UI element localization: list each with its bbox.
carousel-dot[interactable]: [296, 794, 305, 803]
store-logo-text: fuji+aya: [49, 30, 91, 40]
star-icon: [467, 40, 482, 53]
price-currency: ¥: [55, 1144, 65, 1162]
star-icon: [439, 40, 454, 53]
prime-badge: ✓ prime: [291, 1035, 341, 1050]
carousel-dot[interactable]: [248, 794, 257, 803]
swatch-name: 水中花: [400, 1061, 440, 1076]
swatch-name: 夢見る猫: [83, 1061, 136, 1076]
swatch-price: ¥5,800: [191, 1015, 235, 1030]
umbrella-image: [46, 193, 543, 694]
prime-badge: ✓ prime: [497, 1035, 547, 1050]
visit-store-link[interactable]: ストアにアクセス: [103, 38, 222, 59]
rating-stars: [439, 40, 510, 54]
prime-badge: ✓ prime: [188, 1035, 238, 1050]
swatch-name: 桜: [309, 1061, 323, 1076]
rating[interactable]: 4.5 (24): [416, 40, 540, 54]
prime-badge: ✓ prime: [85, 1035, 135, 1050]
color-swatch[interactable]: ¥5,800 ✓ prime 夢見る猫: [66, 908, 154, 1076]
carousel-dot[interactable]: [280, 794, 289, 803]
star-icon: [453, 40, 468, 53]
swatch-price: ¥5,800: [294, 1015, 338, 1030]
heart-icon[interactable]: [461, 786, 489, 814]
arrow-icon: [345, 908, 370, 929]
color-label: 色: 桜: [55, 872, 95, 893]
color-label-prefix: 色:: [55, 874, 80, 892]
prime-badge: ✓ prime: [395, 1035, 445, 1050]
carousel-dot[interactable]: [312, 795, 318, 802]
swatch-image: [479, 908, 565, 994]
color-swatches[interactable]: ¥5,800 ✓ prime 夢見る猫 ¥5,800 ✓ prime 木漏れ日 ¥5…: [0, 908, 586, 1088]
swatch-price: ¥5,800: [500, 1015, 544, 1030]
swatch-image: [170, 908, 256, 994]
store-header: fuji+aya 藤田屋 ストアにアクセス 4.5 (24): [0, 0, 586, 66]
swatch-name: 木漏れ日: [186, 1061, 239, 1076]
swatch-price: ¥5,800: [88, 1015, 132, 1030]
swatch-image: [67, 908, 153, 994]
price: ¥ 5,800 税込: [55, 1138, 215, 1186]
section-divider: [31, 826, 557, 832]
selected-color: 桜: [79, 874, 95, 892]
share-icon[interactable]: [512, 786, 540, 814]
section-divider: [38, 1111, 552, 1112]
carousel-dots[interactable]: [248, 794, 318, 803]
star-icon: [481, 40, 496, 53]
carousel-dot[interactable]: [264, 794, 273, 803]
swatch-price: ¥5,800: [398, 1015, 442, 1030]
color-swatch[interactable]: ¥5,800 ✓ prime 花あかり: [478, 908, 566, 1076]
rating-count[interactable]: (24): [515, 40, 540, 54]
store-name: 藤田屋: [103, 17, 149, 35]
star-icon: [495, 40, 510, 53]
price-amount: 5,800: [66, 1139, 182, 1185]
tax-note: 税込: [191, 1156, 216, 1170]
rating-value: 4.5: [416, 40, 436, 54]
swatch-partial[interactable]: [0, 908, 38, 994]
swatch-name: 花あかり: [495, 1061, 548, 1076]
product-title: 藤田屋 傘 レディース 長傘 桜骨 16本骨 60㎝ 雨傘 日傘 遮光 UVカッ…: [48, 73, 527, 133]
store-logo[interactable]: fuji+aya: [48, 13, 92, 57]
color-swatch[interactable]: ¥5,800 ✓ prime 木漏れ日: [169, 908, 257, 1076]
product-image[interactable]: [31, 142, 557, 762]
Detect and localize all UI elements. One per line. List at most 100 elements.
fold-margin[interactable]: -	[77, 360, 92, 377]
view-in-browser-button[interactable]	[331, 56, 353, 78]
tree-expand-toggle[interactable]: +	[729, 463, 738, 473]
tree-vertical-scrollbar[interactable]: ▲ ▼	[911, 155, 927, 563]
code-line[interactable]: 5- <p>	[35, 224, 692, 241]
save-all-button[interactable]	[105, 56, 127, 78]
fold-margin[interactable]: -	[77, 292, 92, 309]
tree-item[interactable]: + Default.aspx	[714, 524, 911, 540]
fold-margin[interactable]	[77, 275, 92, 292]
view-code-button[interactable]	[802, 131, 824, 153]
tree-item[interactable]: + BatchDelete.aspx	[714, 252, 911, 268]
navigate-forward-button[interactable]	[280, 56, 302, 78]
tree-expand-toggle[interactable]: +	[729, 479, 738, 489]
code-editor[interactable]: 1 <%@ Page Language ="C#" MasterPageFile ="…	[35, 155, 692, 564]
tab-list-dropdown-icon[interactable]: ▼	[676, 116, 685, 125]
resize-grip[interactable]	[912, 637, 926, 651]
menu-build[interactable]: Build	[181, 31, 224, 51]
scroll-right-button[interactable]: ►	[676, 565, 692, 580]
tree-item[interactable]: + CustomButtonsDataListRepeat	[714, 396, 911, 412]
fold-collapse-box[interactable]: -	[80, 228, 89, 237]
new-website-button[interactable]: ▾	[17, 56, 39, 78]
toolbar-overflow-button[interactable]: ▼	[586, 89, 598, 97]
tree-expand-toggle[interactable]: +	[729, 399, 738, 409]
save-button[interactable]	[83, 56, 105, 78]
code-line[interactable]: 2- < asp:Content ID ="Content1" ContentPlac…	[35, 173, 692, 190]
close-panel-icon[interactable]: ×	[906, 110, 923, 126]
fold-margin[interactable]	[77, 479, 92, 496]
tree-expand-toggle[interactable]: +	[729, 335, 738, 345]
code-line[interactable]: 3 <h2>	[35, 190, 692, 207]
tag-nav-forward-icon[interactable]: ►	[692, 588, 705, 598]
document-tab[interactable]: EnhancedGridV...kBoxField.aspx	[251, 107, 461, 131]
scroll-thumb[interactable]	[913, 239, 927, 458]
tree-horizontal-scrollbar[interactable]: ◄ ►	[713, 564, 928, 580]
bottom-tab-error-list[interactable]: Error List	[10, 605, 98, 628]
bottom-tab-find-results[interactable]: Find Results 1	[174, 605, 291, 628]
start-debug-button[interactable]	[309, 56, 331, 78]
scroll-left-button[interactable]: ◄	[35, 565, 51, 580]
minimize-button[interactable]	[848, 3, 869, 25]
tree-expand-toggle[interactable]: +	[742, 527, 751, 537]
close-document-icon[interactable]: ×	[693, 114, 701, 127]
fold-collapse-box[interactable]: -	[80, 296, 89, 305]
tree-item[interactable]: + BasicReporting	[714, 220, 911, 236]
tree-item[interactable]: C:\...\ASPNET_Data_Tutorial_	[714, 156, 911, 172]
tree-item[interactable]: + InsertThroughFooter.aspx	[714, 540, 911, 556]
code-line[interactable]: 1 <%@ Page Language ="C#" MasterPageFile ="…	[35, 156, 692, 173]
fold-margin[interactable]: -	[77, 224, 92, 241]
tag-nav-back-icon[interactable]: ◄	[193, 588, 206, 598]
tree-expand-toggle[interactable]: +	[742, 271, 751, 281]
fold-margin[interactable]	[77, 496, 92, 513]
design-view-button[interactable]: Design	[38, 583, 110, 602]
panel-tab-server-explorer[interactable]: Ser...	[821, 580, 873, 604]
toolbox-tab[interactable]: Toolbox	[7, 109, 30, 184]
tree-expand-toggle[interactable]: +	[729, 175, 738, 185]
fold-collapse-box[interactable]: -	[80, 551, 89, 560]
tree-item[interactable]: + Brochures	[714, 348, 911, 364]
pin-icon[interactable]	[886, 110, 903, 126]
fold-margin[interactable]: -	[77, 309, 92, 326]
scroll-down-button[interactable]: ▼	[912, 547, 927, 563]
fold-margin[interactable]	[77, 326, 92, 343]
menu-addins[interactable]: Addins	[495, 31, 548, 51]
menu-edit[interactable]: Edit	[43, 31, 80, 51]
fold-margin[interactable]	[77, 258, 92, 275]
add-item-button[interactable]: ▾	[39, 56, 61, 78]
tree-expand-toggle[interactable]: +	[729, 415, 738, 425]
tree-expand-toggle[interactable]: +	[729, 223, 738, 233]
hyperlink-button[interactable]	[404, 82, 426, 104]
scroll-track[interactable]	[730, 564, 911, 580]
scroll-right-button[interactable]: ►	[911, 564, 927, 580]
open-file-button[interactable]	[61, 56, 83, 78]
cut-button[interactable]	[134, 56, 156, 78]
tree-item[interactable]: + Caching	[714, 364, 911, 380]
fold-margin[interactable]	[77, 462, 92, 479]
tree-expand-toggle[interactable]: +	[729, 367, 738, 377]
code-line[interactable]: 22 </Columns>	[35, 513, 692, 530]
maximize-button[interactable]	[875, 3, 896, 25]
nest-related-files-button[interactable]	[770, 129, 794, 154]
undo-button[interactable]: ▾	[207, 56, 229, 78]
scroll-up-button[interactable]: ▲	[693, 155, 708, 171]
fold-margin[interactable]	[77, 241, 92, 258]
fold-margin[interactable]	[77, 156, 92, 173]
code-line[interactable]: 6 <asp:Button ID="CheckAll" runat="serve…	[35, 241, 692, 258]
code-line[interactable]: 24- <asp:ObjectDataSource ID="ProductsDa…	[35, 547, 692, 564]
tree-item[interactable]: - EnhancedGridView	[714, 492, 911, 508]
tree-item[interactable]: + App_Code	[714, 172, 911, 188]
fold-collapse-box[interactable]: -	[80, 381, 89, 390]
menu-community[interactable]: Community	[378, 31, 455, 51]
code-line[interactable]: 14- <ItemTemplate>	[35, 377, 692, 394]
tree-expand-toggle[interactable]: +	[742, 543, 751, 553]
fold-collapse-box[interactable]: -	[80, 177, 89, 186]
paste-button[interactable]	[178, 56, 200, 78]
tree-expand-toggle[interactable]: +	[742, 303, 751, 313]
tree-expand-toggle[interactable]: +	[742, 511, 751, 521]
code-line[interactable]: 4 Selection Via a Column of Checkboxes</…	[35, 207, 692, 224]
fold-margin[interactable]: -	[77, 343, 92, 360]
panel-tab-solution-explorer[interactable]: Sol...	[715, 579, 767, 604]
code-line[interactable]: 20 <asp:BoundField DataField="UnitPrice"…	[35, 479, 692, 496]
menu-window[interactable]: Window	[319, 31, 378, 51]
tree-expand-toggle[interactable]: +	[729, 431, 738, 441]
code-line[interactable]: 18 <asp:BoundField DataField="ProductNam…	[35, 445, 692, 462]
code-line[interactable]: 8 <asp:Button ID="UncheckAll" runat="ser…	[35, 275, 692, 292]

============================================================

The problem: Output the records from their first line up to and including the line containing "carousel-dot[interactable]: [280, 794, 289, 803]" as a JSON list of strings, one string per line, with blank lines left out.

Complete response:
[
  "UI element localization: list each with its bbox.",
  "carousel-dot[interactable]: [296, 794, 305, 803]",
  "store-logo-text: fuji+aya: [49, 30, 91, 40]",
  "star-icon: [467, 40, 482, 53]",
  "price-currency: ¥: [55, 1144, 65, 1162]",
  "star-icon: [439, 40, 454, 53]",
  "prime-badge: ✓ prime: [291, 1035, 341, 1050]",
  "carousel-dot[interactable]: [248, 794, 257, 803]",
  "swatch-name: 水中花: [400, 1061, 440, 1076]",
  "swatch-name: 夢見る猫: [83, 1061, 136, 1076]",
  "swatch-price: ¥5,800: [191, 1015, 235, 1030]",
  "umbrella-image: [46, 193, 543, 694]",
  "prime-badge: ✓ prime: [497, 1035, 547, 1050]",
  "visit-store-link[interactable]: ストアにアクセス: [103, 38, 222, 59]",
  "rating-stars: [439, 40, 510, 54]",
  "prime-badge: ✓ prime: [188, 1035, 238, 1050]",
  "swatch-name: 桜: [309, 1061, 323, 1076]",
  "rating[interactable]: 4.5 (24): [416, 40, 540, 54]",
  "prime-badge: ✓ prime: [85, 1035, 135, 1050]",
  "color-swatch[interactable]: ¥5,800 ✓ prime 夢見る猫: [66, 908, 154, 1076]",
  "carousel-dot[interactable]: [280, 794, 289, 803]"
]